>> Begin MATERIAL PROVIDED

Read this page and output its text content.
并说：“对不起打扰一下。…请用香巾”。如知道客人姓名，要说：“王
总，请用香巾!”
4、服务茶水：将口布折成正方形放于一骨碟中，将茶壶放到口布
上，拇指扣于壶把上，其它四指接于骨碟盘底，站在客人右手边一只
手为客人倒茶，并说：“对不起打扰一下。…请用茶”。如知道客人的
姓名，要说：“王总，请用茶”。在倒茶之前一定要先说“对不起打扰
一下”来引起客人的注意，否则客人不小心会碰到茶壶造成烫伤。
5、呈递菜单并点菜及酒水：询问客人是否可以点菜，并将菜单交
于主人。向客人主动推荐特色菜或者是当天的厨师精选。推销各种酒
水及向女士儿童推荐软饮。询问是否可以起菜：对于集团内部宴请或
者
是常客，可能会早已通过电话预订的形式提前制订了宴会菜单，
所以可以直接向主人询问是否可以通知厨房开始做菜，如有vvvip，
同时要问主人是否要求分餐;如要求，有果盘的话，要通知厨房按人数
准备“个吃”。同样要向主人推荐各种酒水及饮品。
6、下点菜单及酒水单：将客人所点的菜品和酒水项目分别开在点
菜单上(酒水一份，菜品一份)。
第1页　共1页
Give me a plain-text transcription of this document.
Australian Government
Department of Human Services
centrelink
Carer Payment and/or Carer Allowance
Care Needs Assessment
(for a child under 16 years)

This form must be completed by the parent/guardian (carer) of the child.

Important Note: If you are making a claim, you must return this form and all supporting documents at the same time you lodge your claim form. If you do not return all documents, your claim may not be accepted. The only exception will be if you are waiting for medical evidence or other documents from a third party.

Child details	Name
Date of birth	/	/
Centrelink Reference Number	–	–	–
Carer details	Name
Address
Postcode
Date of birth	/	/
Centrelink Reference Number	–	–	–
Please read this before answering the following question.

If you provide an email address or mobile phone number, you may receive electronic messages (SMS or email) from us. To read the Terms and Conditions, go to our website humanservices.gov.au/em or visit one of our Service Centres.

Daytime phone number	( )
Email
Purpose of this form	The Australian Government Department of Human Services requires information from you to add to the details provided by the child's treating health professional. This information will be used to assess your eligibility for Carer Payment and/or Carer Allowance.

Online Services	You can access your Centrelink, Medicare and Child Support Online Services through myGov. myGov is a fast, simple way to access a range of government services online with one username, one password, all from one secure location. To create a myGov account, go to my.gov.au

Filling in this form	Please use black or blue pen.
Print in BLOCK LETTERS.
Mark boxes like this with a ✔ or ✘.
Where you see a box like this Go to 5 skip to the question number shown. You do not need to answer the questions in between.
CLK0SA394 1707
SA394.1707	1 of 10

>> End MATERIAL PROVIDED

◆ PROBLEM TO WORK ON
List all lines from the entries that include the word "Department".

◆ EXPECTED ANSWER
Department of Human Services
Purpose of this form	The Australian Government Department of Human Services requires information from you to add to the details provided by the child's treating health professional. This information will be used to assess your eligibility for Carer Payment and/or Carer Allowance.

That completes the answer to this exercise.